>> Start Task material

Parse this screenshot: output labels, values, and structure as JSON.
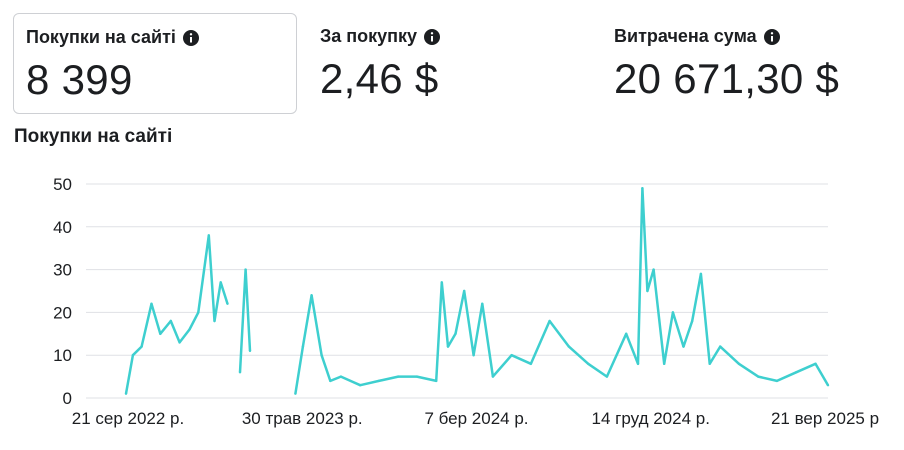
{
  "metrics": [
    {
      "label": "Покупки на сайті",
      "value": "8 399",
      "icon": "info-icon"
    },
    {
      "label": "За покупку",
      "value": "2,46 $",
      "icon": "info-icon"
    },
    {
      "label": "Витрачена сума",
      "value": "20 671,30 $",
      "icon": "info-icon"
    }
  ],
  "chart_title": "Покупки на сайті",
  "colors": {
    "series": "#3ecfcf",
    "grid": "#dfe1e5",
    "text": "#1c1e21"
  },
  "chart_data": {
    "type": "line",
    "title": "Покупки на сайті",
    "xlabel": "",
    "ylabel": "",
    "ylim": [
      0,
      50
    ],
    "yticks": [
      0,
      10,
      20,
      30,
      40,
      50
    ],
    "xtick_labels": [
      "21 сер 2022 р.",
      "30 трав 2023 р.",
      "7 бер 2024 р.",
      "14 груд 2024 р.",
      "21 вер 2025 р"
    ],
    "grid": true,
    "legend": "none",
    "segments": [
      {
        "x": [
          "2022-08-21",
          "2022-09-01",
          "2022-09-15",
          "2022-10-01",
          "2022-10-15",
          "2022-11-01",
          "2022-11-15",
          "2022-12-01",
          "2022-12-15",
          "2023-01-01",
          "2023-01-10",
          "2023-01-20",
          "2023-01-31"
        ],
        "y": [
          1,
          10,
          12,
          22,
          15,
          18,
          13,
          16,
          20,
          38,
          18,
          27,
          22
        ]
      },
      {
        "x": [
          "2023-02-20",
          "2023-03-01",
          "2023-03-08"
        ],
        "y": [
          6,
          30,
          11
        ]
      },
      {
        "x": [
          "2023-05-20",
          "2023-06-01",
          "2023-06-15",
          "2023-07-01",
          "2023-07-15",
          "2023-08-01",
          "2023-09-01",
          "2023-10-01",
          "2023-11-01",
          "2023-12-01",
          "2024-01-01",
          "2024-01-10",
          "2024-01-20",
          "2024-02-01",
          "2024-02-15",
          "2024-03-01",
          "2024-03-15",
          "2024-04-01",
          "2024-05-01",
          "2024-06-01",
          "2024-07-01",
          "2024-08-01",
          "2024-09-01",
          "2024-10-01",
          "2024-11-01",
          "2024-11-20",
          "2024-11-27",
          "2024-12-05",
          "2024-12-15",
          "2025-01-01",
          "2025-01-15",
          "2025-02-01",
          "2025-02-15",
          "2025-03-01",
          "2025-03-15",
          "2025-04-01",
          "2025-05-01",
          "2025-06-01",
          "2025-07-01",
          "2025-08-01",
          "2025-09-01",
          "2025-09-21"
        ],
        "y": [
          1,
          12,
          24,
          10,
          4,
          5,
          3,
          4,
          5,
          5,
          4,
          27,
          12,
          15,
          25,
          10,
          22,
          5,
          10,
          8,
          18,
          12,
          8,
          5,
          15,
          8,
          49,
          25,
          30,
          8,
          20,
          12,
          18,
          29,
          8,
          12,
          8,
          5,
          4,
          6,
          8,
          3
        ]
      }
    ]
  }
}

>> End Task material

> [Exercise task] Leave out the pictures and copy every record above exactly.

> [Full solution]
Parse this screenshot: output labels, values, and structure as JSON.
{
  "metrics": [
    {
      "label": "Покупки на сайті",
      "value": "8 399",
      "icon": "info-icon"
    },
    {
      "label": "За покупку",
      "value": "2,46 $",
      "icon": "info-icon"
    },
    {
      "label": "Витрачена сума",
      "value": "20 671,30 $",
      "icon": "info-icon"
    }
  ],
  "chart_title": "Покупки на сайті",
  "colors": {
    "series": "#3ecfcf",
    "grid": "#dfe1e5",
    "text": "#1c1e21"
  },
  "chart_data": {
    "type": "line",
    "title": "Покупки на сайті",
    "xlabel": "",
    "ylabel": "",
    "ylim": [
      0,
      50
    ],
    "yticks": [
      0,
      10,
      20,
      30,
      40,
      50
    ],
    "xtick_labels": [
      "21 сер 2022 р.",
      "30 трав 2023 р.",
      "7 бер 2024 р.",
      "14 груд 2024 р.",
      "21 вер 2025 р"
    ],
    "grid": true,
    "legend": "none",
    "segments": [
      {
        "x": [
          "2022-08-21",
          "2022-09-01",
          "2022-09-15",
          "2022-10-01",
          "2022-10-15",
          "2022-11-01",
          "2022-11-15",
          "2022-12-01",
          "2022-12-15",
          "2023-01-01",
          "2023-01-10",
          "2023-01-20",
          "2023-01-31"
        ],
        "y": [
          1,
          10,
          12,
          22,
          15,
          18,
          13,
          16,
          20,
          38,
          18,
          27,
          22
        ]
      },
      {
        "x": [
          "2023-02-20",
          "2023-03-01",
          "2023-03-08"
        ],
        "y": [
          6,
          30,
          11
        ]
      },
      {
        "x": [
          "2023-05-20",
          "2023-06-01",
          "2023-06-15",
          "2023-07-01",
          "2023-07-15",
          "2023-08-01",
          "2023-09-01",
          "2023-10-01",
          "2023-11-01",
          "2023-12-01",
          "2024-01-01",
          "2024-01-10",
          "2024-01-20",
          "2024-02-01",
          "2024-02-15",
          "2024-03-01",
          "2024-03-15",
          "2024-04-01",
          "2024-05-01",
          "2024-06-01",
          "2024-07-01",
          "2024-08-01",
          "2024-09-01",
          "2024-10-01",
          "2024-11-01",
          "2024-11-20",
          "2024-11-27",
          "2024-12-05",
          "2024-12-15",
          "2025-01-01",
          "2025-01-15",
          "2025-02-01",
          "2025-02-15",
          "2025-03-01",
          "2025-03-15",
          "2025-04-01",
          "2025-05-01",
          "2025-06-01",
          "2025-07-01",
          "2025-08-01",
          "2025-09-01",
          "2025-09-21"
        ],
        "y": [
          1,
          12,
          24,
          10,
          4,
          5,
          3,
          4,
          5,
          5,
          4,
          27,
          12,
          15,
          25,
          10,
          22,
          5,
          10,
          8,
          18,
          12,
          8,
          5,
          15,
          8,
          49,
          25,
          30,
          8,
          20,
          12,
          18,
          29,
          8,
          12,
          8,
          5,
          4,
          6,
          8,
          3
        ]
      }
    ]
  }
}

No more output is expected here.